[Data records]
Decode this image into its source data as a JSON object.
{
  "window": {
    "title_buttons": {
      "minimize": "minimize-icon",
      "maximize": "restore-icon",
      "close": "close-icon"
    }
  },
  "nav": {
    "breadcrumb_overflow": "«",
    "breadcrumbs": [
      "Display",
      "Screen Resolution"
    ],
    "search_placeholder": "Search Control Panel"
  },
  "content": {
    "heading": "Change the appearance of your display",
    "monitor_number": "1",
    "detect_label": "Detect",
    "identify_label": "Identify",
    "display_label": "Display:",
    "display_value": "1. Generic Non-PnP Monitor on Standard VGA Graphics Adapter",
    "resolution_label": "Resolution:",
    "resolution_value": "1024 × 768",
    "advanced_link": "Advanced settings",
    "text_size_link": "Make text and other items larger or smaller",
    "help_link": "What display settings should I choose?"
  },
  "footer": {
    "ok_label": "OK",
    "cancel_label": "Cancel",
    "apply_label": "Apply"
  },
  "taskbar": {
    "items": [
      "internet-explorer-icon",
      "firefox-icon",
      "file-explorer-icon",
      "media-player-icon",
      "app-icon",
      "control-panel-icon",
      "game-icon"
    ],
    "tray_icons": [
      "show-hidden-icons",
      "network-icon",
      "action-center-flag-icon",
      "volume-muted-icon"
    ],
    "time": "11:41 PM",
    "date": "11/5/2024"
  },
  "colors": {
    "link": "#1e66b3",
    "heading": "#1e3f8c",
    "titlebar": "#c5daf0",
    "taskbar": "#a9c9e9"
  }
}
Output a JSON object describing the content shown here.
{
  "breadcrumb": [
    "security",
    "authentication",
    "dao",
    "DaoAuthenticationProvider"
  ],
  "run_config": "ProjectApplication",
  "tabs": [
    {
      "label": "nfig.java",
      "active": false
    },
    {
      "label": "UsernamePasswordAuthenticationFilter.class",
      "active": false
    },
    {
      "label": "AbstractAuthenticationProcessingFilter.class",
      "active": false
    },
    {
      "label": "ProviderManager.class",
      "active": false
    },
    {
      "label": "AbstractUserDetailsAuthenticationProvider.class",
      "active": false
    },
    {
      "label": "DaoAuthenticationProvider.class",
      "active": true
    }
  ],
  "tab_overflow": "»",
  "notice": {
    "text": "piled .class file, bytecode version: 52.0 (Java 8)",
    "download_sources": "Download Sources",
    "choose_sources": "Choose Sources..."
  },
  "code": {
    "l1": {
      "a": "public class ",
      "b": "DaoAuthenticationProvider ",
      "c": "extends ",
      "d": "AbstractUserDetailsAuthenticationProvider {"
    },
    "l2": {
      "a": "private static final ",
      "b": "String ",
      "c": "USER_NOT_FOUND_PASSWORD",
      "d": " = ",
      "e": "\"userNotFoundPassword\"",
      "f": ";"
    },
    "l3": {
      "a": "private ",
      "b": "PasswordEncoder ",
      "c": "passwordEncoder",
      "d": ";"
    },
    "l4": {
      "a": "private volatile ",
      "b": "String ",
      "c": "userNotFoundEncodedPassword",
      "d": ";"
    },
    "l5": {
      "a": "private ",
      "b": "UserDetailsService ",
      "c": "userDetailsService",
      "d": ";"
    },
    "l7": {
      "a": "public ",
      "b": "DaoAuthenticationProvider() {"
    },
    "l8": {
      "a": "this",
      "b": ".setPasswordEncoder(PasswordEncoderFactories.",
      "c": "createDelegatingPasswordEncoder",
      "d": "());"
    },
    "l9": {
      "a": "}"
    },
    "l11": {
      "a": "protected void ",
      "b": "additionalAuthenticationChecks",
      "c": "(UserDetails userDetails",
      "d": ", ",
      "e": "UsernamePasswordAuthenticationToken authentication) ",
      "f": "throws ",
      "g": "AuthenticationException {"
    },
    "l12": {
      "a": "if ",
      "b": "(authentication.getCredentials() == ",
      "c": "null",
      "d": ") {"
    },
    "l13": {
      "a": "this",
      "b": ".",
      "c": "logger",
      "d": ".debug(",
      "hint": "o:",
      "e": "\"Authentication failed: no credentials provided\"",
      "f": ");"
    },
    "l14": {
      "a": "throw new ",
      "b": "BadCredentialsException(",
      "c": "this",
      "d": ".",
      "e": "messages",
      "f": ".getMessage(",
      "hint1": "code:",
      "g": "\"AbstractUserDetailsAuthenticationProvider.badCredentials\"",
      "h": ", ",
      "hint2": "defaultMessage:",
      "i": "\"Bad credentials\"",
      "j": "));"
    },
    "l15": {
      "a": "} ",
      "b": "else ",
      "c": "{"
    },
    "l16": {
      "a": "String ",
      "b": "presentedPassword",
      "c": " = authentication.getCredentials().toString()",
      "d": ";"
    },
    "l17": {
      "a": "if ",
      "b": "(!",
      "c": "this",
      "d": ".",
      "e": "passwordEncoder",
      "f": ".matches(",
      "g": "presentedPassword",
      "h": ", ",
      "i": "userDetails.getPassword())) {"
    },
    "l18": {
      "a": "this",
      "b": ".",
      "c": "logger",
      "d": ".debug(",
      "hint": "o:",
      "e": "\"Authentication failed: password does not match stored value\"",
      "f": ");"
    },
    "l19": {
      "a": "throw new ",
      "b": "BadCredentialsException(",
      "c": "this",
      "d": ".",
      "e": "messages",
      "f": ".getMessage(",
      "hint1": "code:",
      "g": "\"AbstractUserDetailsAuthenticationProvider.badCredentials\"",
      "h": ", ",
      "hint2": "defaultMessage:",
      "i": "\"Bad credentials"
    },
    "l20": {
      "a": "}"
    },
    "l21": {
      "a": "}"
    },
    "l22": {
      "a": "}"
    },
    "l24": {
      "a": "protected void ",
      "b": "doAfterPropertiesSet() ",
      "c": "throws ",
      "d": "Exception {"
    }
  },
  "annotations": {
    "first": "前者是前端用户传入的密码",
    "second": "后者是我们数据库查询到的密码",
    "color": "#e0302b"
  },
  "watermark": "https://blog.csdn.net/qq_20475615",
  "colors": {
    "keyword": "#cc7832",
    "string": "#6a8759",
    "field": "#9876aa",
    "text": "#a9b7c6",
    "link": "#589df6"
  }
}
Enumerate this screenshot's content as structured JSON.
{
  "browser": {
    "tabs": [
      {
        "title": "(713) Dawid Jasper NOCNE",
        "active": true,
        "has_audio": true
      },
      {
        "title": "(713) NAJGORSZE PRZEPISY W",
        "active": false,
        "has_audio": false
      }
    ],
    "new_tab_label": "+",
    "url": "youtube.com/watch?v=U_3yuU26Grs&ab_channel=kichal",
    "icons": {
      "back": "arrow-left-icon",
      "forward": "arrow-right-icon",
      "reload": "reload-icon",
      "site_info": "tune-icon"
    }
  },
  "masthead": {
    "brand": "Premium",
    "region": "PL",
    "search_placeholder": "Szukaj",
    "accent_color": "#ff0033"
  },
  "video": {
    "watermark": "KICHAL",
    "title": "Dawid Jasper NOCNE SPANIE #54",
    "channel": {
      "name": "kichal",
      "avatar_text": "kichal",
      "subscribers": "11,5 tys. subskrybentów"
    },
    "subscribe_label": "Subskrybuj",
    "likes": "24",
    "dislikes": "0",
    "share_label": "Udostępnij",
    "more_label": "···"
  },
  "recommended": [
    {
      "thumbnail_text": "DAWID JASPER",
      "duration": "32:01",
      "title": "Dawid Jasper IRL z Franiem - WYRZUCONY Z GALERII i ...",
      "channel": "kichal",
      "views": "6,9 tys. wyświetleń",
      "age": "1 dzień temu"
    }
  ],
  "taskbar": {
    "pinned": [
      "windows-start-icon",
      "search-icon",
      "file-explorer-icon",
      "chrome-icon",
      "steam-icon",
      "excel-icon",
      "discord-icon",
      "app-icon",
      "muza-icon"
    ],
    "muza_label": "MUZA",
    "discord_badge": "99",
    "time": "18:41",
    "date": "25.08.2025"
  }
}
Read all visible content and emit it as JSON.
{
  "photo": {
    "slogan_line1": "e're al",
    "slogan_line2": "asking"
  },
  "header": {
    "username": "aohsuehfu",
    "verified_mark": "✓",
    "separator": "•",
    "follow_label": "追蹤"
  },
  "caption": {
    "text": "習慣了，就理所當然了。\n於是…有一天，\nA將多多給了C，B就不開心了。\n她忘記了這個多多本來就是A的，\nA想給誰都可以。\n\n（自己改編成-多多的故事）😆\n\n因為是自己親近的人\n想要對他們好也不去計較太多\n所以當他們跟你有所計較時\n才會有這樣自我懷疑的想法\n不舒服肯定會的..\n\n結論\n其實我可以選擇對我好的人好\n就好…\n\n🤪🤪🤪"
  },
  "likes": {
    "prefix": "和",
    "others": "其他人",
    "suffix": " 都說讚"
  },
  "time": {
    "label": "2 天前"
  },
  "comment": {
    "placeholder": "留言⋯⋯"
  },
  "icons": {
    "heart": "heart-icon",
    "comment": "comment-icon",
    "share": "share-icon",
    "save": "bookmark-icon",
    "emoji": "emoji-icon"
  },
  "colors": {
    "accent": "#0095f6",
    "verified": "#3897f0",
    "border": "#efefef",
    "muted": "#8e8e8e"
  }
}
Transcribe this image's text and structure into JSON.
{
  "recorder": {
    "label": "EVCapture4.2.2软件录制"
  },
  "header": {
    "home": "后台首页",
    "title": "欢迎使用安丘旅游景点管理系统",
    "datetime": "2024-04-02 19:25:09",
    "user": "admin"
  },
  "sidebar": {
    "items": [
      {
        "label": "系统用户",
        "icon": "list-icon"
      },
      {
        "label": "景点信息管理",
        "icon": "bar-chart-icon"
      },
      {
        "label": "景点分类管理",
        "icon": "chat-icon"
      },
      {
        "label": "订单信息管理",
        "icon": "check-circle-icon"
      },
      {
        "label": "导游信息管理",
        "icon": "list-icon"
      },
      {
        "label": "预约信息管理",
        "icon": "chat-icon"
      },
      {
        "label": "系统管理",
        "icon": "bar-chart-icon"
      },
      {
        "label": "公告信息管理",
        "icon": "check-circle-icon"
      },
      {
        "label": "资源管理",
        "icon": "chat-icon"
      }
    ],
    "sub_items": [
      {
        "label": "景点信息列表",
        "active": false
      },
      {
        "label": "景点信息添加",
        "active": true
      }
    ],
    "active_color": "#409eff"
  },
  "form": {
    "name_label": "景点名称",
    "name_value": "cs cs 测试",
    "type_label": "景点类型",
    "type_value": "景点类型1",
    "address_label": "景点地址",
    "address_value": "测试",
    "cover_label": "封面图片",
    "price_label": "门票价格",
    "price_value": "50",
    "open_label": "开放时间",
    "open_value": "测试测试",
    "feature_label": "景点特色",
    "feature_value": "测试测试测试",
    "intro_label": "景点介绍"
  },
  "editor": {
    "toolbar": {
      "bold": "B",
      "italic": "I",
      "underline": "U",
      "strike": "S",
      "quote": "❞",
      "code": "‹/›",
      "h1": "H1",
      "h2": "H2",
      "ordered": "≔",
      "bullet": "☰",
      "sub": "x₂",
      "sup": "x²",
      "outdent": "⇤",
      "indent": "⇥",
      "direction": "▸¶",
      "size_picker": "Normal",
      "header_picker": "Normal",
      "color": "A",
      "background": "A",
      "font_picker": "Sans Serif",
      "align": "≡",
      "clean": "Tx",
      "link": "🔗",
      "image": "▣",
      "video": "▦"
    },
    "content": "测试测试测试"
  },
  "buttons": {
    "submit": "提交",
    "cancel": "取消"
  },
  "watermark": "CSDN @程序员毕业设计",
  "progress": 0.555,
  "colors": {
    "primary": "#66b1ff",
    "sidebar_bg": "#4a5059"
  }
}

_Exercise description_
Take the line holding "Transcribe this image's" and all lines after it through the end of the data, and set them down exactly.

_Output of the task_
Transcribe this image's text and structure into JSON.
{
  "recorder": {
    "label": "EVCapture4.2.2软件录制"
  },
  "header": {
    "home": "后台首页",
    "title": "欢迎使用安丘旅游景点管理系统",
    "datetime": "2024-04-02 19:25:09",
    "user": "admin"
  },
  "sidebar": {
    "items": [
      {
        "label": "系统用户",
        "icon": "list-icon"
      },
      {
        "label": "景点信息管理",
        "icon": "bar-chart-icon"
      },
      {
        "label": "景点分类管理",
        "icon": "chat-icon"
      },
      {
        "label": "订单信息管理",
        "icon": "check-circle-icon"
      },
      {
        "label": "导游信息管理",
        "icon": "list-icon"
      },
      {
        "label": "预约信息管理",
        "icon": "chat-icon"
      },
      {
        "label": "系统管理",
        "icon": "bar-chart-icon"
      },
      {
        "label": "公告信息管理",
        "icon": "check-circle-icon"
      },
      {
        "label": "资源管理",
        "icon": "chat-icon"
      }
    ],
    "sub_items": [
      {
        "label": "景点信息列表",
        "active": false
      },
      {
        "label": "景点信息添加",
        "active": true
      }
    ],
    "active_color": "#409eff"
  },
  "form": {
    "name_label": "景点名称",
    "name_value": "cs cs 测试",
    "type_label": "景点类型",
    "type_value": "景点类型1",
    "address_label": "景点地址",
    "address_value": "测试",
    "cover_label": "封面图片",
    "price_label": "门票价格",
    "price_value": "50",
    "open_label": "开放时间",
    "open_value": "测试测试",
    "feature_label": "景点特色",
    "feature_value": "测试测试测试",
    "intro_label": "景点介绍"
  },
  "editor": {
    "toolbar": {
      "bold": "B",
      "italic": "I",
      "underline": "U",
      "strike": "S",
      "quote": "❞",
      "code": "‹/›",
      "h1": "H1",
      "h2": "H2",
      "ordered": "≔",
      "bullet": "☰",
      "sub": "x₂",
      "sup": "x²",
      "outdent": "⇤",
      "indent": "⇥",
      "direction": "▸¶",
      "size_picker": "Normal",
      "header_picker": "Normal",
      "color": "A",
      "background": "A",
      "font_picker": "Sans Serif",
      "align": "≡",
      "clean": "Tx",
      "link": "🔗",
      "image": "▣",
      "video": "▦"
    },
    "content": "测试测试测试"
  },
  "buttons": {
    "submit": "提交",
    "cancel": "取消"
  },
  "watermark": "CSDN @程序员毕业设计",
  "progress": 0.555,
  "colors": {
    "primary": "#66b1ff",
    "sidebar_bg": "#4a5059"
  }
}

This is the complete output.